** Records that describe figures **

::::

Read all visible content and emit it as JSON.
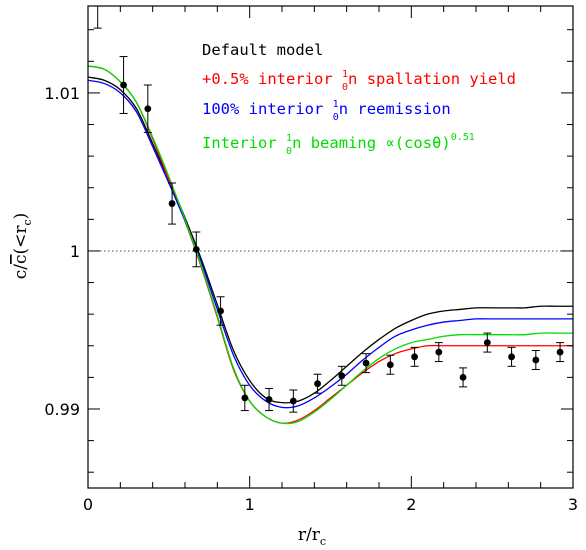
{
  "chart_data": {
    "type": "line",
    "title": "",
    "xlabel": "r/r",
    "xlabel_sub": "c",
    "ylabel_pre": "c/",
    "ylabel_bar": "c",
    "ylabel_post": "(<r",
    "ylabel_sub": "c",
    "ylabel_close": ")",
    "xlim": [
      0,
      3
    ],
    "ylim": [
      0.985,
      1.0155
    ],
    "xticks": [
      {
        "value": 0,
        "label": "0"
      },
      {
        "value": 1,
        "label": "1"
      },
      {
        "value": 2,
        "label": "2"
      },
      {
        "value": 3,
        "label": "3"
      }
    ],
    "yticks": [
      {
        "value": 0.99,
        "label": "0.99"
      },
      {
        "value": 1.0,
        "label": "1"
      },
      {
        "value": 1.01,
        "label": "1.01"
      }
    ],
    "reference_line": {
      "y": 1.0,
      "style": "dotted"
    },
    "legend": [
      {
        "text": "Default model",
        "color": "#000000"
      },
      {
        "text_pre": "+0.5% interior ",
        "sup": "1",
        "sub": "0",
        "text_post": "n spallation yield",
        "color": "#ff0000"
      },
      {
        "text_pre": "100% interior ",
        "sup": "1",
        "sub": "0",
        "text_post": "n reemission",
        "color": "#0000ff"
      },
      {
        "text_pre": "Interior ",
        "sup": "1",
        "sub": "0",
        "text_post": "n beaming ∝(cosθ)",
        "sup2": "0.51",
        "color": "#00dd00"
      }
    ],
    "series": [
      {
        "name": "Default model",
        "color": "#000000",
        "x": [
          0,
          0.1,
          0.2,
          0.3,
          0.4,
          0.5,
          0.6,
          0.7,
          0.8,
          0.9,
          1.0,
          1.1,
          1.2,
          1.3,
          1.4,
          1.5,
          1.6,
          1.7,
          1.8,
          1.9,
          2.0,
          2.1,
          2.2,
          2.3,
          2.4,
          2.5,
          2.6,
          2.7,
          2.8,
          2.9,
          3.0
        ],
        "y": [
          1.011,
          1.0108,
          1.0102,
          1.009,
          1.0068,
          1.0045,
          1.0021,
          0.9995,
          0.9966,
          0.9937,
          0.9918,
          0.9907,
          0.9904,
          0.9905,
          0.991,
          0.9918,
          0.9927,
          0.9936,
          0.9944,
          0.9951,
          0.9956,
          0.996,
          0.9962,
          0.9963,
          0.9964,
          0.9964,
          0.9964,
          0.9964,
          0.9965,
          0.9965,
          0.9965
        ]
      },
      {
        "name": "+0.5% interior spallation yield",
        "color": "#ff0000",
        "x": [
          0,
          0.1,
          0.2,
          0.3,
          0.4,
          0.5,
          0.6,
          0.7,
          0.8,
          0.9,
          1.0,
          1.1,
          1.2,
          1.3,
          1.4,
          1.5,
          1.6,
          1.7,
          1.8,
          1.9,
          2.0,
          2.1,
          2.2,
          2.3,
          2.4,
          2.5,
          2.6,
          2.7,
          2.8,
          2.9,
          3.0
        ],
        "y": [
          1.0117,
          1.0115,
          1.0107,
          1.0094,
          1.0071,
          1.0045,
          1.0019,
          0.999,
          0.9958,
          0.9925,
          0.9905,
          0.9895,
          0.9891,
          0.9893,
          0.9899,
          0.9907,
          0.9915,
          0.9923,
          0.993,
          0.9935,
          0.9938,
          0.994,
          0.994,
          0.994,
          0.994,
          0.994,
          0.994,
          0.994,
          0.994,
          0.994,
          0.994
        ]
      },
      {
        "name": "100% interior reemission",
        "color": "#0000ff",
        "x": [
          0,
          0.1,
          0.2,
          0.3,
          0.4,
          0.5,
          0.6,
          0.7,
          0.8,
          0.9,
          1.0,
          1.1,
          1.2,
          1.3,
          1.4,
          1.5,
          1.6,
          1.7,
          1.8,
          1.9,
          2.0,
          2.1,
          2.2,
          2.3,
          2.4,
          2.5,
          2.6,
          2.7,
          2.8,
          2.9,
          3.0
        ],
        "y": [
          1.0108,
          1.0106,
          1.01,
          1.0088,
          1.0066,
          1.0043,
          1.0019,
          0.9993,
          0.9963,
          0.9934,
          0.9915,
          0.9905,
          0.9901,
          0.9902,
          0.9907,
          0.9914,
          0.9922,
          0.9931,
          0.9939,
          0.9946,
          0.995,
          0.9953,
          0.9955,
          0.9956,
          0.9957,
          0.9957,
          0.9957,
          0.9957,
          0.9957,
          0.9957,
          0.9957
        ]
      },
      {
        "name": "Interior beaming (cosθ)^0.51",
        "color": "#00dd00",
        "x": [
          0,
          0.1,
          0.2,
          0.3,
          0.4,
          0.5,
          0.6,
          0.7,
          0.8,
          0.9,
          1.0,
          1.1,
          1.2,
          1.3,
          1.4,
          1.5,
          1.6,
          1.7,
          1.8,
          1.9,
          2.0,
          2.1,
          2.2,
          2.3,
          2.4,
          2.5,
          2.6,
          2.7,
          2.8,
          2.9,
          3.0
        ],
        "y": [
          1.0117,
          1.0115,
          1.0107,
          1.0094,
          1.0072,
          1.0047,
          1.002,
          0.9991,
          0.9959,
          0.9926,
          0.9905,
          0.9895,
          0.9891,
          0.9892,
          0.9898,
          0.9906,
          0.9915,
          0.9924,
          0.9932,
          0.9938,
          0.9942,
          0.9944,
          0.9946,
          0.9947,
          0.9947,
          0.9947,
          0.9947,
          0.9947,
          0.9948,
          0.9948,
          0.9948
        ]
      }
    ],
    "measurements": {
      "color": "#000000",
      "points": [
        {
          "x": 0.06,
          "y": 1.0158,
          "err": 0.0017
        },
        {
          "x": 0.22,
          "y": 1.0105,
          "err": 0.0018
        },
        {
          "x": 0.37,
          "y": 1.009,
          "err": 0.0015
        },
        {
          "x": 0.52,
          "y": 1.003,
          "err": 0.0013
        },
        {
          "x": 0.67,
          "y": 1.0001,
          "err": 0.0011
        },
        {
          "x": 0.82,
          "y": 0.9962,
          "err": 0.0009
        },
        {
          "x": 0.97,
          "y": 0.9907,
          "err": 0.0008
        },
        {
          "x": 1.12,
          "y": 0.9906,
          "err": 0.0007
        },
        {
          "x": 1.27,
          "y": 0.9905,
          "err": 0.0007
        },
        {
          "x": 1.42,
          "y": 0.9916,
          "err": 0.0006
        },
        {
          "x": 1.57,
          "y": 0.9921,
          "err": 0.0006
        },
        {
          "x": 1.72,
          "y": 0.9929,
          "err": 0.0006
        },
        {
          "x": 1.87,
          "y": 0.9928,
          "err": 0.0006
        },
        {
          "x": 2.02,
          "y": 0.9933,
          "err": 0.0006
        },
        {
          "x": 2.17,
          "y": 0.9936,
          "err": 0.0006
        },
        {
          "x": 2.32,
          "y": 0.992,
          "err": 0.0006
        },
        {
          "x": 2.47,
          "y": 0.9942,
          "err": 0.0006
        },
        {
          "x": 2.62,
          "y": 0.9933,
          "err": 0.0006
        },
        {
          "x": 2.77,
          "y": 0.9931,
          "err": 0.0006
        },
        {
          "x": 2.92,
          "y": 0.9936,
          "err": 0.0006
        }
      ]
    }
  }
}
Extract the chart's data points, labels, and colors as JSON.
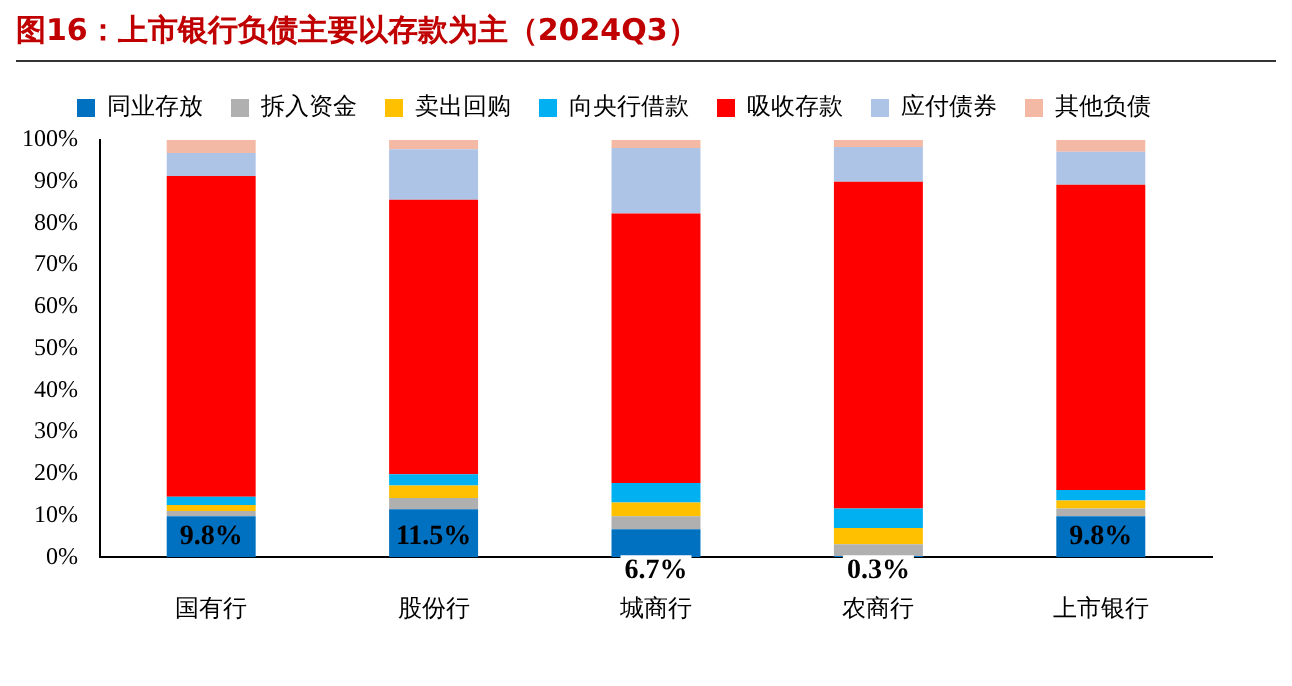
{
  "chart_data": {
    "type": "bar",
    "stacked": true,
    "title": "图16：上市银行负债主要以存款为主（2024Q3）",
    "categories": [
      "国有行",
      "股份行",
      "城商行",
      "农商行",
      "上市银行"
    ],
    "series": [
      {
        "name": "同业存放",
        "color": "#0070c0",
        "values": [
          9.8,
          11.5,
          6.7,
          0.3,
          9.8
        ],
        "value_labels": [
          "9.8%",
          "11.5%",
          "6.7%",
          "0.3%",
          "9.8%"
        ]
      },
      {
        "name": "拆入资金",
        "color": "#b0b0b0",
        "values": [
          1.3,
          2.7,
          3.1,
          2.8,
          1.9
        ]
      },
      {
        "name": "卖出回购",
        "color": "#ffc000",
        "values": [
          1.4,
          3.0,
          3.3,
          3.9,
          1.9
        ]
      },
      {
        "name": "向央行借款",
        "color": "#00b0f0",
        "values": [
          2.0,
          2.7,
          4.7,
          4.7,
          2.5
        ]
      },
      {
        "name": "吸收存款",
        "color": "#ff0000",
        "values": [
          76.9,
          65.8,
          64.6,
          78.3,
          73.2
        ]
      },
      {
        "name": "应付债券",
        "color": "#adc4e6",
        "values": [
          5.5,
          12.1,
          15.7,
          8.3,
          7.9
        ]
      },
      {
        "name": "其他负债",
        "color": "#f4b9a4",
        "values": [
          3.1,
          2.2,
          1.9,
          1.7,
          2.8
        ]
      }
    ],
    "ylim": [
      0,
      100
    ],
    "yticks": [
      {
        "value": 0,
        "label": "0%"
      },
      {
        "value": 10,
        "label": "10%"
      },
      {
        "value": 20,
        "label": "20%"
      },
      {
        "value": 30,
        "label": "30%"
      },
      {
        "value": 40,
        "label": "40%"
      },
      {
        "value": 50,
        "label": "50%"
      },
      {
        "value": 60,
        "label": "60%"
      },
      {
        "value": 70,
        "label": "70%"
      },
      {
        "value": 80,
        "label": "80%"
      },
      {
        "value": 90,
        "label": "90%"
      },
      {
        "value": 100,
        "label": "100%"
      }
    ],
    "grid": false,
    "legend": "top"
  }
}
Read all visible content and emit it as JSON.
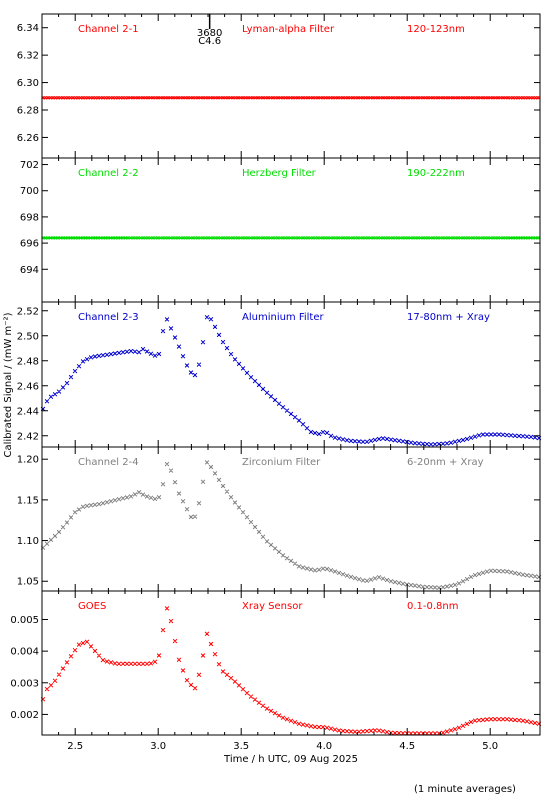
{
  "chart_data": {
    "type": "scatter",
    "xlabel": "Time / h UTC, 09 Aug 2025",
    "ylabel": "Calibrated Signal / (mW m⁻²)",
    "footnote": "(1 minute averages)",
    "xlim": [
      2.3,
      5.3
    ],
    "xticks": [
      2.5,
      3.0,
      3.5,
      4.0,
      4.5,
      5.0
    ],
    "xtick_labels": [
      "2.5",
      "3.0",
      "3.5",
      "4.0",
      "4.5",
      "5.0"
    ],
    "annotation": {
      "x": 3.31,
      "text_top": "3680",
      "text_bottom": "C4.6"
    },
    "panels": [
      {
        "channel": "Channel 2-1",
        "filter": "Lyman-alpha Filter",
        "band": "120-123nm",
        "color": "#ff0000",
        "ylim": [
          6.245,
          6.35
        ],
        "yticks": [
          6.26,
          6.28,
          6.3,
          6.32,
          6.34
        ],
        "ytick_labels": [
          "6.26",
          "6.28",
          "6.30",
          "6.32",
          "6.34"
        ],
        "shape": [
          [
            2.3,
            6.289
          ],
          [
            5.3,
            6.289
          ]
        ]
      },
      {
        "channel": "Channel 2-2",
        "filter": "Herzberg Filter",
        "band": "190-222nm",
        "color": "#00dd00",
        "ylim": [
          691.5,
          702.5
        ],
        "yticks": [
          694,
          696,
          698,
          700,
          702
        ],
        "ytick_labels": [
          "694",
          "696",
          "698",
          "700",
          "702"
        ],
        "shape": [
          [
            2.3,
            696.4
          ],
          [
            5.3,
            696.4
          ]
        ]
      },
      {
        "channel": "Channel 2-3",
        "filter": "Aluminium Filter",
        "band": "17-80nm + Xray",
        "color": "#0000cc",
        "ylim": [
          2.411,
          2.527
        ],
        "yticks": [
          2.42,
          2.44,
          2.46,
          2.48,
          2.5,
          2.52
        ],
        "ytick_labels": [
          "2.42",
          "2.44",
          "2.46",
          "2.48",
          "2.50",
          "2.52"
        ],
        "shape": [
          [
            2.3,
            2.44
          ],
          [
            2.34,
            2.45
          ],
          [
            2.4,
            2.455
          ],
          [
            2.45,
            2.462
          ],
          [
            2.5,
            2.472
          ],
          [
            2.55,
            2.48
          ],
          [
            2.6,
            2.483
          ],
          [
            2.7,
            2.485
          ],
          [
            2.8,
            2.487
          ],
          [
            2.85,
            2.488
          ],
          [
            2.88,
            2.486
          ],
          [
            2.9,
            2.49
          ],
          [
            2.95,
            2.486
          ],
          [
            3.0,
            2.483
          ],
          [
            3.02,
            2.493
          ],
          [
            3.04,
            2.517
          ],
          [
            3.07,
            2.508
          ],
          [
            3.12,
            2.493
          ],
          [
            3.17,
            2.477
          ],
          [
            3.2,
            2.47
          ],
          [
            3.23,
            2.468
          ],
          [
            3.26,
            2.485
          ],
          [
            3.29,
            2.515
          ],
          [
            3.32,
            2.513
          ],
          [
            3.38,
            2.497
          ],
          [
            3.45,
            2.483
          ],
          [
            3.55,
            2.468
          ],
          [
            3.65,
            2.455
          ],
          [
            3.75,
            2.443
          ],
          [
            3.85,
            2.432
          ],
          [
            3.92,
            2.423
          ],
          [
            3.98,
            2.421
          ],
          [
            4.0,
            2.424
          ],
          [
            4.05,
            2.419
          ],
          [
            4.15,
            2.416
          ],
          [
            4.25,
            2.415
          ],
          [
            4.35,
            2.418
          ],
          [
            4.45,
            2.416
          ],
          [
            4.55,
            2.414
          ],
          [
            4.65,
            2.413
          ],
          [
            4.75,
            2.414
          ],
          [
            4.85,
            2.417
          ],
          [
            4.95,
            2.421
          ],
          [
            5.05,
            2.421
          ],
          [
            5.15,
            2.42
          ],
          [
            5.25,
            2.419
          ],
          [
            5.3,
            2.418
          ]
        ]
      },
      {
        "channel": "Channel 2-4",
        "filter": "Zirconium Filter",
        "band": "6-20nm + Xray",
        "color": "#808080",
        "ylim": [
          1.038,
          1.215
        ],
        "yticks": [
          1.05,
          1.1,
          1.15,
          1.2
        ],
        "ytick_labels": [
          "1.05",
          "1.10",
          "1.15",
          "1.20"
        ],
        "shape": [
          [
            2.3,
            1.09
          ],
          [
            2.35,
            1.1
          ],
          [
            2.4,
            1.11
          ],
          [
            2.45,
            1.122
          ],
          [
            2.5,
            1.135
          ],
          [
            2.55,
            1.142
          ],
          [
            2.65,
            1.145
          ],
          [
            2.75,
            1.15
          ],
          [
            2.85,
            1.155
          ],
          [
            2.88,
            1.16
          ],
          [
            2.92,
            1.155
          ],
          [
            3.0,
            1.15
          ],
          [
            3.03,
            1.17
          ],
          [
            3.05,
            1.195
          ],
          [
            3.08,
            1.185
          ],
          [
            3.12,
            1.16
          ],
          [
            3.17,
            1.14
          ],
          [
            3.2,
            1.128
          ],
          [
            3.23,
            1.13
          ],
          [
            3.26,
            1.16
          ],
          [
            3.29,
            1.197
          ],
          [
            3.32,
            1.19
          ],
          [
            3.38,
            1.17
          ],
          [
            3.45,
            1.15
          ],
          [
            3.55,
            1.125
          ],
          [
            3.65,
            1.1
          ],
          [
            3.75,
            1.082
          ],
          [
            3.85,
            1.068
          ],
          [
            3.95,
            1.063
          ],
          [
            4.0,
            1.066
          ],
          [
            4.05,
            1.063
          ],
          [
            4.15,
            1.056
          ],
          [
            4.25,
            1.05
          ],
          [
            4.33,
            1.055
          ],
          [
            4.4,
            1.05
          ],
          [
            4.5,
            1.046
          ],
          [
            4.6,
            1.043
          ],
          [
            4.7,
            1.042
          ],
          [
            4.8,
            1.046
          ],
          [
            4.9,
            1.057
          ],
          [
            5.0,
            1.063
          ],
          [
            5.1,
            1.062
          ],
          [
            5.2,
            1.058
          ],
          [
            5.3,
            1.055
          ]
        ]
      },
      {
        "channel": "GOES",
        "filter": "Xray Sensor",
        "band": "0.1-0.8nm",
        "color": "#ff0000",
        "ylim": [
          0.00135,
          0.0059
        ],
        "yticks": [
          0.002,
          0.003,
          0.004,
          0.005
        ],
        "ytick_labels": [
          "0.002",
          "0.003",
          "0.004",
          "0.005"
        ],
        "shape": [
          [
            2.3,
            0.0024
          ],
          [
            2.33,
            0.0028
          ],
          [
            2.37,
            0.003
          ],
          [
            2.42,
            0.0034
          ],
          [
            2.47,
            0.0038
          ],
          [
            2.52,
            0.0042
          ],
          [
            2.57,
            0.0043
          ],
          [
            2.62,
            0.004
          ],
          [
            2.67,
            0.0037
          ],
          [
            2.75,
            0.0036
          ],
          [
            2.85,
            0.0036
          ],
          [
            2.95,
            0.0036
          ],
          [
            3.0,
            0.0037
          ],
          [
            3.03,
            0.0047
          ],
          [
            3.05,
            0.0054
          ],
          [
            3.08,
            0.0049
          ],
          [
            3.12,
            0.0038
          ],
          [
            3.17,
            0.0031
          ],
          [
            3.22,
            0.0028
          ],
          [
            3.26,
            0.0035
          ],
          [
            3.29,
            0.0046
          ],
          [
            3.32,
            0.0042
          ],
          [
            3.38,
            0.0034
          ],
          [
            3.45,
            0.0031
          ],
          [
            3.55,
            0.0026
          ],
          [
            3.65,
            0.0022
          ],
          [
            3.75,
            0.0019
          ],
          [
            3.85,
            0.0017
          ],
          [
            3.95,
            0.0016
          ],
          [
            4.0,
            0.0016
          ],
          [
            4.1,
            0.00148
          ],
          [
            4.2,
            0.00145
          ],
          [
            4.32,
            0.0015
          ],
          [
            4.4,
            0.00142
          ],
          [
            4.5,
            0.0014
          ],
          [
            4.6,
            0.0014
          ],
          [
            4.7,
            0.0014
          ],
          [
            4.8,
            0.00155
          ],
          [
            4.9,
            0.0018
          ],
          [
            5.0,
            0.00185
          ],
          [
            5.1,
            0.00185
          ],
          [
            5.2,
            0.0018
          ],
          [
            5.3,
            0.0017
          ]
        ]
      }
    ]
  }
}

::::

** Instructions for the task **
Gather all lines of the records that include the word "reemission".

** Response for this exercise **
        "text_post": "n reemission",
        "name": "100% interior reemission",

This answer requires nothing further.